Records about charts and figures
-- start --

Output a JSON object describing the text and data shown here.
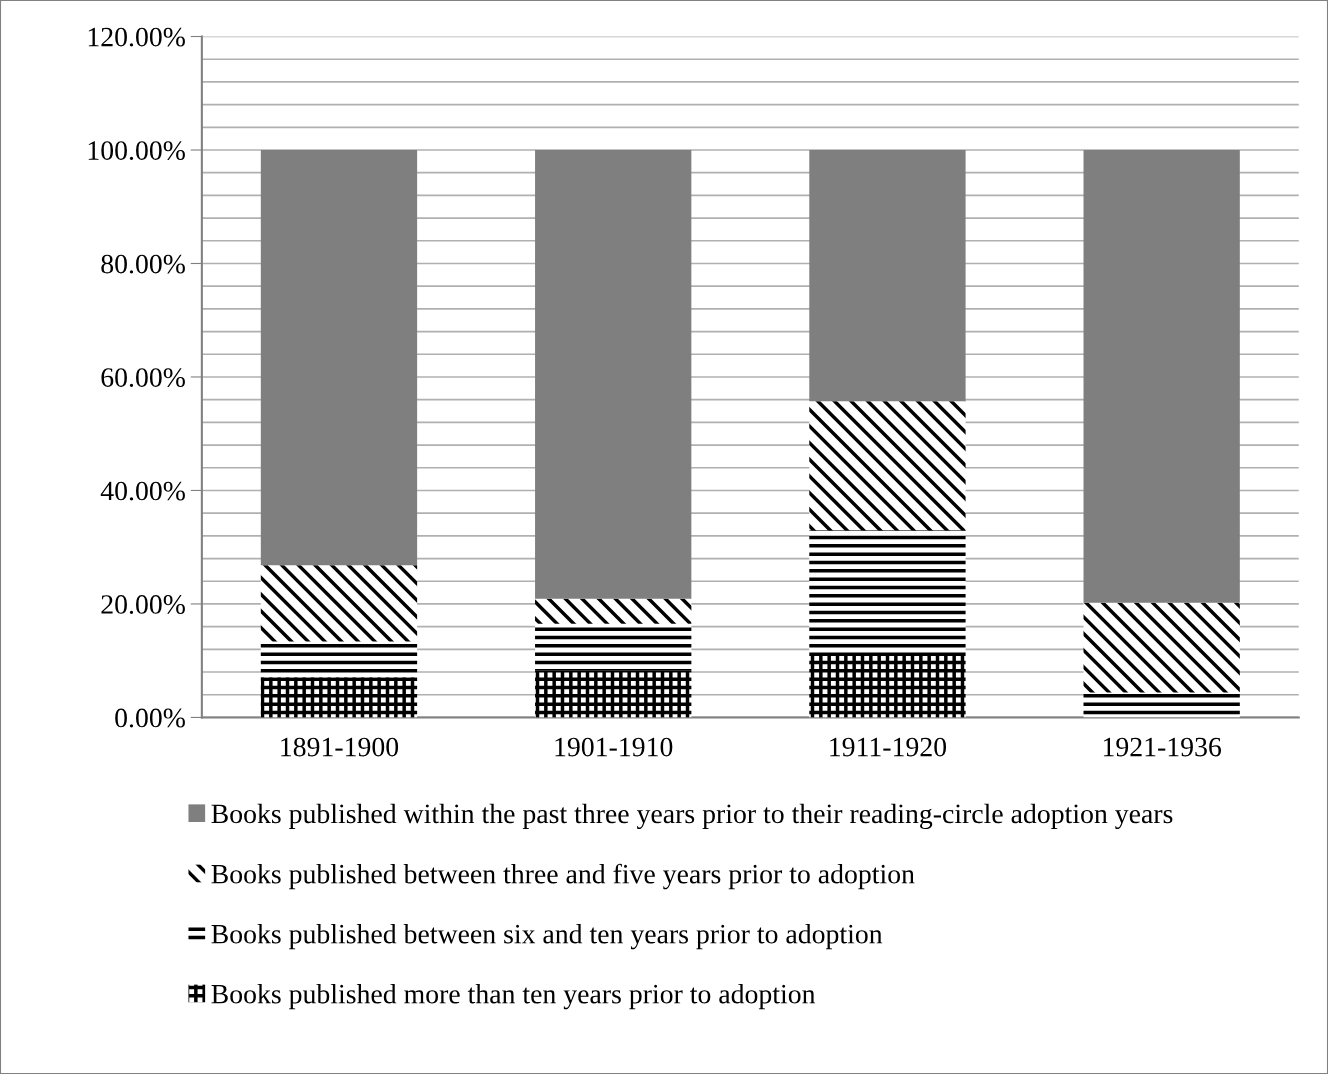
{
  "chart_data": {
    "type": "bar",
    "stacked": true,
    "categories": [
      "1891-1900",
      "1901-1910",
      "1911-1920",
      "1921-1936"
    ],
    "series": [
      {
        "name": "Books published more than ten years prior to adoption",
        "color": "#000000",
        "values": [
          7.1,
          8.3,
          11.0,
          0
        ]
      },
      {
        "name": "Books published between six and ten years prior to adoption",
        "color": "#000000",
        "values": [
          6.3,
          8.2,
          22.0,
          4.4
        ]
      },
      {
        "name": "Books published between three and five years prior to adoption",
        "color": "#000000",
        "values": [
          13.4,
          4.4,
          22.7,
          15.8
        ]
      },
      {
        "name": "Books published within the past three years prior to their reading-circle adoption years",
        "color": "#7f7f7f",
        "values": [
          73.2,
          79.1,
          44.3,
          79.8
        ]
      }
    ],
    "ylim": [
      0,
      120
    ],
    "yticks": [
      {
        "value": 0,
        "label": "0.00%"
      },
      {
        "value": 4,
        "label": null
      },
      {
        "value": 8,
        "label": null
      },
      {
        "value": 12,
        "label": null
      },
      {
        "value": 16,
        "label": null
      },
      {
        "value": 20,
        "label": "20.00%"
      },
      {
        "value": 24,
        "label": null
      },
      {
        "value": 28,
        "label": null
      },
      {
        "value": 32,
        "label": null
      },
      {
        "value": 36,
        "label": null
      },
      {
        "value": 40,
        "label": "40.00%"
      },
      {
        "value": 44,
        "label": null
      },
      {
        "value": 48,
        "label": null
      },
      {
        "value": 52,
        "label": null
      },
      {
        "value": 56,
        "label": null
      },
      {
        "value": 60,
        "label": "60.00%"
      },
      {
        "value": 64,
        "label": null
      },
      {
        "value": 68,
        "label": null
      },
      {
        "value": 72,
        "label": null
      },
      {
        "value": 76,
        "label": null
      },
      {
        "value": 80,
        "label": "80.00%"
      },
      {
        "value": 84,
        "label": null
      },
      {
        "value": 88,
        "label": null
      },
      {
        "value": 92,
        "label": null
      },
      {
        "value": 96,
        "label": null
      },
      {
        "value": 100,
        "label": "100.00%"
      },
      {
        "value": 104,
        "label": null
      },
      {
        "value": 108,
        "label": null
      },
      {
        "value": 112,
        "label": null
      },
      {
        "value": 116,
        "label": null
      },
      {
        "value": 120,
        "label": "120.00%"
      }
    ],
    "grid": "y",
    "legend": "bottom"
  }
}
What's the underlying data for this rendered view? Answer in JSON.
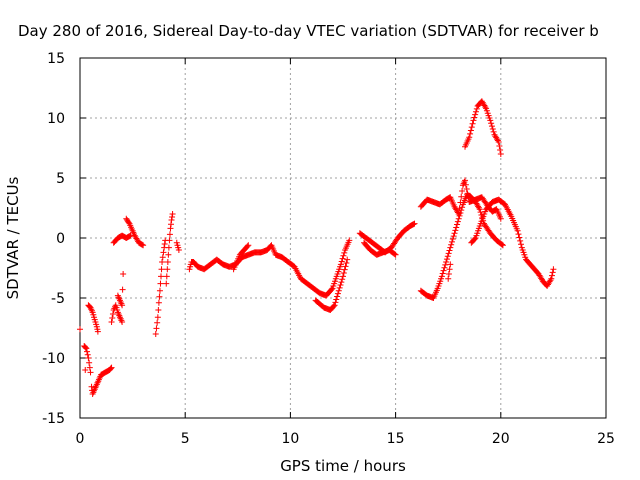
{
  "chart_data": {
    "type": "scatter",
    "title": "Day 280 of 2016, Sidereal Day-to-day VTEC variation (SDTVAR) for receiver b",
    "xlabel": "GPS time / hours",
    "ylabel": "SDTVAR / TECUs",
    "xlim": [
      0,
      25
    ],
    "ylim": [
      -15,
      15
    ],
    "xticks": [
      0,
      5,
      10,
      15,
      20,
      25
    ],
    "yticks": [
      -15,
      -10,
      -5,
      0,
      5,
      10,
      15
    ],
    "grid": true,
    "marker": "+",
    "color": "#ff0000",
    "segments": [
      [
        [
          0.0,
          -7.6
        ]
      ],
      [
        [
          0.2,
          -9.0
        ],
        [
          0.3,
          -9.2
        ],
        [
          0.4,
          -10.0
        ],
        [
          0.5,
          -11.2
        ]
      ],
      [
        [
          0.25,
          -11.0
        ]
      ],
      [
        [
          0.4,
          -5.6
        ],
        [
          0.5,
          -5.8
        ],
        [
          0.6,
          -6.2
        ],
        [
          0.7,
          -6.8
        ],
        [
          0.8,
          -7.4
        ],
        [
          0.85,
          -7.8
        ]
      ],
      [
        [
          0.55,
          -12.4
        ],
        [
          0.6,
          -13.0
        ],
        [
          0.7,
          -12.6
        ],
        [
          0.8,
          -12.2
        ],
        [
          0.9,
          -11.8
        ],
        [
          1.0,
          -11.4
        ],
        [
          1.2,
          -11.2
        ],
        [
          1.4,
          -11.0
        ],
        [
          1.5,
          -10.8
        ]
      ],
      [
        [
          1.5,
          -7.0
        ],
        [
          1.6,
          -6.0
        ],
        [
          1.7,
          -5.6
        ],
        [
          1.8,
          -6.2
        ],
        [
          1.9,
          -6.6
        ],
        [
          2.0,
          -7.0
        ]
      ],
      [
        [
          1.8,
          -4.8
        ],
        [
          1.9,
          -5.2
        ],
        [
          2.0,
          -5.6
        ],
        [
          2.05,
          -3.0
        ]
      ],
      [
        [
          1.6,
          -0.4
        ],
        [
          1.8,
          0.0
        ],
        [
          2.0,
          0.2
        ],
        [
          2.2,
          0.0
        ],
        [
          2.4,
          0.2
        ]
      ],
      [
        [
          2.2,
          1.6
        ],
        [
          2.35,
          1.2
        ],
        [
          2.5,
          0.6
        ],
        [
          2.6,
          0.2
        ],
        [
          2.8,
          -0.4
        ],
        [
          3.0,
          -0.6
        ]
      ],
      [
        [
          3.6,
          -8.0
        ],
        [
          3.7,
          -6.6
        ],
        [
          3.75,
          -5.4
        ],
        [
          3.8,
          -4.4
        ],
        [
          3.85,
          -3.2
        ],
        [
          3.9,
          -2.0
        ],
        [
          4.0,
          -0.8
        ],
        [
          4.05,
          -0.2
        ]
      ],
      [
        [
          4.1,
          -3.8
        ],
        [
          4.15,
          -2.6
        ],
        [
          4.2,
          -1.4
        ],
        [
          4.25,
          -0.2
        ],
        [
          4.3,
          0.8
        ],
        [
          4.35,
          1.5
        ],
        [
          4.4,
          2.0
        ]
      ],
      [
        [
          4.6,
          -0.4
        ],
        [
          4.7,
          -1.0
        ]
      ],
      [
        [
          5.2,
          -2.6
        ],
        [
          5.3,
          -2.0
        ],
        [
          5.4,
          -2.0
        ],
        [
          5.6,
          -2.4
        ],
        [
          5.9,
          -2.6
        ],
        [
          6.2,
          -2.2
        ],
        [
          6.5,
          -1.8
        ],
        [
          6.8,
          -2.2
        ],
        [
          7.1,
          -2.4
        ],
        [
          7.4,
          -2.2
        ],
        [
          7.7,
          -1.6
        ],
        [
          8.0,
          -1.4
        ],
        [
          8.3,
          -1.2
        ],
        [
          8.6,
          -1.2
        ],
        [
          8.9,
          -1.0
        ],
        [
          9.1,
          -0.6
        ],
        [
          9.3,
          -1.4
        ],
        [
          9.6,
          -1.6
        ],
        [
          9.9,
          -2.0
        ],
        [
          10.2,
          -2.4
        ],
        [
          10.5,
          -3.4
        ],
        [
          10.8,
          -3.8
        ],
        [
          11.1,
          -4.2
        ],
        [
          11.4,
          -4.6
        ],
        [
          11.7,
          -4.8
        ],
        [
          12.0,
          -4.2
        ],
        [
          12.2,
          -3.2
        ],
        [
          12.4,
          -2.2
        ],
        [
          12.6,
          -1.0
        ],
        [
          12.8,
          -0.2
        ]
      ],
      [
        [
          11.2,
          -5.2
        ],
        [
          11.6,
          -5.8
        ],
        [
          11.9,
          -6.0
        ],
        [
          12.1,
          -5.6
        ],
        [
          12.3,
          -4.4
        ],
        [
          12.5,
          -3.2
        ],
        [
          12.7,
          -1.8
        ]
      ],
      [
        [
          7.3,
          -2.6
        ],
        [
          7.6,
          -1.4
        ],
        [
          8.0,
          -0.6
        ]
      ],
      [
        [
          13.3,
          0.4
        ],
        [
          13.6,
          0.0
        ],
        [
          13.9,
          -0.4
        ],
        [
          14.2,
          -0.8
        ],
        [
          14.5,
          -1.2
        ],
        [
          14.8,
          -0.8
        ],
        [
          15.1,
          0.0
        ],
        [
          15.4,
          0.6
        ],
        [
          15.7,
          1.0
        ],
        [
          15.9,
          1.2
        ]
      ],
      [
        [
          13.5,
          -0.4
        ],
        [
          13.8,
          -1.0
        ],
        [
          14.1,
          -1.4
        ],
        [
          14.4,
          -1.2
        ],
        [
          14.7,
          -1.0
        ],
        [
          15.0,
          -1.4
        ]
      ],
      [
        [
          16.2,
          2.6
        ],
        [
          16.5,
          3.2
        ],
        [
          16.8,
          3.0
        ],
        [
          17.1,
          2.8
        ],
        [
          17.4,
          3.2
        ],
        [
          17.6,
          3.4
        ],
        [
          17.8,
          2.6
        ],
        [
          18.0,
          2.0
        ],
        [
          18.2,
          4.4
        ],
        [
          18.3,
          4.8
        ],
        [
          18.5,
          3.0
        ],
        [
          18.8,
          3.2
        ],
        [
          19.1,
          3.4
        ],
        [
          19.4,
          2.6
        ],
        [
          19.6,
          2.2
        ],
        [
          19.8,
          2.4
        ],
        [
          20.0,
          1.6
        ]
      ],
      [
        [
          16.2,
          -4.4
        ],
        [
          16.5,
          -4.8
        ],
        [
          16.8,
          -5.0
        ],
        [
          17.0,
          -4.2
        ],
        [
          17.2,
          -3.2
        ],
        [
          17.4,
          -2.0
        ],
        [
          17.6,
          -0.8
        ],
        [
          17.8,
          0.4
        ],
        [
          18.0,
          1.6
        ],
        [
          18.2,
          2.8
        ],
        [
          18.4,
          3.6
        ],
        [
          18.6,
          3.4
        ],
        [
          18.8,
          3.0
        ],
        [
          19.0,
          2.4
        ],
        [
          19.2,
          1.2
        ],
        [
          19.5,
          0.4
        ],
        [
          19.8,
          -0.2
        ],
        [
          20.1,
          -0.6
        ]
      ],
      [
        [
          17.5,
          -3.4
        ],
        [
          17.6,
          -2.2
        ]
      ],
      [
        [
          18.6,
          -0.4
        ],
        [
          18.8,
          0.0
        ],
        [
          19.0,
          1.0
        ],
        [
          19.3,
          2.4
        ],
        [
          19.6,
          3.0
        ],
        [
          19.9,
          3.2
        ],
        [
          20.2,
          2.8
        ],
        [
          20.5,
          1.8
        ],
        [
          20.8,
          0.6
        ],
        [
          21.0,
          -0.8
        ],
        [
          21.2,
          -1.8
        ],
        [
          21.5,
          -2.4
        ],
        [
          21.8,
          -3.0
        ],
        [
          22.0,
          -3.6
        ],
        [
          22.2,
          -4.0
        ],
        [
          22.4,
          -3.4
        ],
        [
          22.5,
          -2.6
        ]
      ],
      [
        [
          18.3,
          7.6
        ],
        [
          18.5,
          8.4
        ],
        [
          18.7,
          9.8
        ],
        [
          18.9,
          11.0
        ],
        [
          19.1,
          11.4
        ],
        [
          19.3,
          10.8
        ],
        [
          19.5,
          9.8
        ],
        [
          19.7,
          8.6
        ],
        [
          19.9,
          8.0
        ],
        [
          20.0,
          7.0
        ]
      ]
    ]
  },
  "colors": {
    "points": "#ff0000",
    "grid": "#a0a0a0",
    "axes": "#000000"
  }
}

-- end --

> Stated goal: Looking at the material above, count the lines containing the string "between" and reply with the count alone.

> Solution for this exercise: 2